Exercise » Find the word "сотрудника" in the listing; pull out each line holding it.

Start

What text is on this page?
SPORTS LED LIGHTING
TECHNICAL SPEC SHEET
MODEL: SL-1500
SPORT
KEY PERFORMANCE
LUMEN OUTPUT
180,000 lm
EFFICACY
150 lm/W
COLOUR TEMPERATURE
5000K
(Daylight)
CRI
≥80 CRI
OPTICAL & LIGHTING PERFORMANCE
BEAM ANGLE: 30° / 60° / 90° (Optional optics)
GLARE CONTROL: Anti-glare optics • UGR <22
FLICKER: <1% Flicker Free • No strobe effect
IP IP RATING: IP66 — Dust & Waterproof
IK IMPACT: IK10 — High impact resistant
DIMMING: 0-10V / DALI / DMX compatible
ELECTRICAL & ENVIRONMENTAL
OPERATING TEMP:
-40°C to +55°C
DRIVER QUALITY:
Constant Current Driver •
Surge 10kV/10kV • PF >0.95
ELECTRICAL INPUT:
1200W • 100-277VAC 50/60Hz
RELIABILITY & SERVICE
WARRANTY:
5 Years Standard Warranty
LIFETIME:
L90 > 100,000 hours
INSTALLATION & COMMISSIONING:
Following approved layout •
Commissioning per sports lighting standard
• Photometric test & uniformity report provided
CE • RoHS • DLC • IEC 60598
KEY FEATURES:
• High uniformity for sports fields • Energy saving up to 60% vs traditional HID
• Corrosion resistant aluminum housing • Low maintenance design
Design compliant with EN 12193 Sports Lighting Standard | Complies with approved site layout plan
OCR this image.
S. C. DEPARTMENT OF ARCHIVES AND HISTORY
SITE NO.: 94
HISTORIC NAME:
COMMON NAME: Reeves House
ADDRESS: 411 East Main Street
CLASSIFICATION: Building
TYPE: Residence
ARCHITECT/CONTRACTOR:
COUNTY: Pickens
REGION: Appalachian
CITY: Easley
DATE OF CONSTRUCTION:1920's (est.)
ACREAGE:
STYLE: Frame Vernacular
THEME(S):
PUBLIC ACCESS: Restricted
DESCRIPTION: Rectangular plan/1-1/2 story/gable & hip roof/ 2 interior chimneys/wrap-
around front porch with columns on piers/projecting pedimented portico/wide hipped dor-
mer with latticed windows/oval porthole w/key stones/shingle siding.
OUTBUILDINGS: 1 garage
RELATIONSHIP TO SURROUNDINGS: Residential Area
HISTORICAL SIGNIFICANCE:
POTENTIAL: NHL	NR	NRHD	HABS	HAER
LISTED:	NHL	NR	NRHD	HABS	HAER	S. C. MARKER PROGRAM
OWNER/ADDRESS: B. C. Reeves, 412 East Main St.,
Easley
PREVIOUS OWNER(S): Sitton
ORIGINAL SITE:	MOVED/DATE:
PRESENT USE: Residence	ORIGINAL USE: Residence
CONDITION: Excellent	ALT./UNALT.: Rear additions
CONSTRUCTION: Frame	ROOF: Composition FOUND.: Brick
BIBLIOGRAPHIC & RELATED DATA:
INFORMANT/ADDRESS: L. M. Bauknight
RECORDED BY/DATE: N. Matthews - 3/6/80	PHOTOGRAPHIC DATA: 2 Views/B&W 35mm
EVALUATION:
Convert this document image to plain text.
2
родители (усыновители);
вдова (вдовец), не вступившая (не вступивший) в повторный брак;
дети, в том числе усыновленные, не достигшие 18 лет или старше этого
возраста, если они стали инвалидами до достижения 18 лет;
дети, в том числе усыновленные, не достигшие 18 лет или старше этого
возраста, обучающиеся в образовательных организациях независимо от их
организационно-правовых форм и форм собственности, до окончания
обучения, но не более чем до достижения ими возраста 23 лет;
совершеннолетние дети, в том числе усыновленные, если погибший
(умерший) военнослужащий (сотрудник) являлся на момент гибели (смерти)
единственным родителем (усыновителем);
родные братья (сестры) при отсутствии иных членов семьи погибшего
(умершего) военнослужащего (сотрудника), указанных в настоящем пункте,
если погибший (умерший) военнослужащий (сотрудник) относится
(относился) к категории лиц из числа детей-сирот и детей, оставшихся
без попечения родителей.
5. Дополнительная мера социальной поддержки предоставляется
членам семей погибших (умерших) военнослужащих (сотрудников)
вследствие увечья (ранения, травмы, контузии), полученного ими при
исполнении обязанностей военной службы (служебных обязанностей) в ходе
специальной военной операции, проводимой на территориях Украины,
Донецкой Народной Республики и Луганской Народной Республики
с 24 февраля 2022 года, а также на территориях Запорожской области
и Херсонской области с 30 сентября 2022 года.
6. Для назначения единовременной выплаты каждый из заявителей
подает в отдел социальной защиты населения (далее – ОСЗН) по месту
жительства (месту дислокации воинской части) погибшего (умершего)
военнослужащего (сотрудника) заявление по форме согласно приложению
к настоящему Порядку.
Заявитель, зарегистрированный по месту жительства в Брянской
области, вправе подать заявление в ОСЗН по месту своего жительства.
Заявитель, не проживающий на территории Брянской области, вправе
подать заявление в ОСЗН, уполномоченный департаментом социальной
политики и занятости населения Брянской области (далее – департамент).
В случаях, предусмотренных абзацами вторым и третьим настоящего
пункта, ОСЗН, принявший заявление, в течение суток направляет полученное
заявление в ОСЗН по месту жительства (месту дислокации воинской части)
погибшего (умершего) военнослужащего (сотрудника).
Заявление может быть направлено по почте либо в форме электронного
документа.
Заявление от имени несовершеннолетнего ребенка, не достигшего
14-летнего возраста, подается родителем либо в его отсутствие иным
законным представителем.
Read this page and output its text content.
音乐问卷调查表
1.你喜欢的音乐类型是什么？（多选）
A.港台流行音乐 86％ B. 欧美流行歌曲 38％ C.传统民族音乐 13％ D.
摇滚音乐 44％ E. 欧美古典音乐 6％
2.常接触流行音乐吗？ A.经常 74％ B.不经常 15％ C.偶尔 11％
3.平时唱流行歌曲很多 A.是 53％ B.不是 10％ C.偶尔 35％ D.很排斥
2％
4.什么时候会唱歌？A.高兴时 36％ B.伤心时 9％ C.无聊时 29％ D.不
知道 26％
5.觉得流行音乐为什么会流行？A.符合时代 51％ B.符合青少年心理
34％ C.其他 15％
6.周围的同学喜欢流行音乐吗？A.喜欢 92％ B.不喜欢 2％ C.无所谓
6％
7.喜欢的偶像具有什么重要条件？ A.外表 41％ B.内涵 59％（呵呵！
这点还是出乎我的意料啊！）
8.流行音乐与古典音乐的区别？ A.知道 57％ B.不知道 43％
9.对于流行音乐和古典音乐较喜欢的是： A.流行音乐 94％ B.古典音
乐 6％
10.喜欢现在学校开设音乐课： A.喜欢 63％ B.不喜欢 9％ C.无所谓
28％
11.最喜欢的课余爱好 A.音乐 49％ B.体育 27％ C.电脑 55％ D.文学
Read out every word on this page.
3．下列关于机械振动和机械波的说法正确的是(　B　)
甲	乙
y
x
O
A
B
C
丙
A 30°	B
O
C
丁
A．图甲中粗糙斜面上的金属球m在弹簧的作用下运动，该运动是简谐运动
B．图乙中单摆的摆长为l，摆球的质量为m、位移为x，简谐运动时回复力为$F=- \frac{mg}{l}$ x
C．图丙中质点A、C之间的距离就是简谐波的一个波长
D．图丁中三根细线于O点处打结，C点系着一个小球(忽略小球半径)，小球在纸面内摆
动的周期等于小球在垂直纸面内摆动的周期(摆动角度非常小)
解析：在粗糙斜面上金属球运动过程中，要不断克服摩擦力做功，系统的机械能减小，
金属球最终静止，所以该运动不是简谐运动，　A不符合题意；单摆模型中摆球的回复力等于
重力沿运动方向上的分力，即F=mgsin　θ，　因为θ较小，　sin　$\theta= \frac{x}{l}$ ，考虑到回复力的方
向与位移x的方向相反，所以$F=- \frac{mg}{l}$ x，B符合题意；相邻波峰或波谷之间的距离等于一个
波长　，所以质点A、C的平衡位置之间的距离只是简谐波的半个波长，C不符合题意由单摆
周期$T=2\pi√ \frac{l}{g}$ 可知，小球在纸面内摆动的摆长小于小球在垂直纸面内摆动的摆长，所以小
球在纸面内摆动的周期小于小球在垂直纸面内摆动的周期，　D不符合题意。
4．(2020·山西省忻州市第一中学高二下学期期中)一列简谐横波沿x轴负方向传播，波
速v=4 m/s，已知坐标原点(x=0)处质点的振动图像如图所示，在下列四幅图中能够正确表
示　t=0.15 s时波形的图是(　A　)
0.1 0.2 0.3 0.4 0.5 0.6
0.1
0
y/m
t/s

End

Finished task »
(умершего) военнослужащего (сотрудника), указанных в настоящем пункте,
военнослужащего (сотрудника) заявление по форме согласно приложению
погибшего (умершего) военнослужащего (сотрудника).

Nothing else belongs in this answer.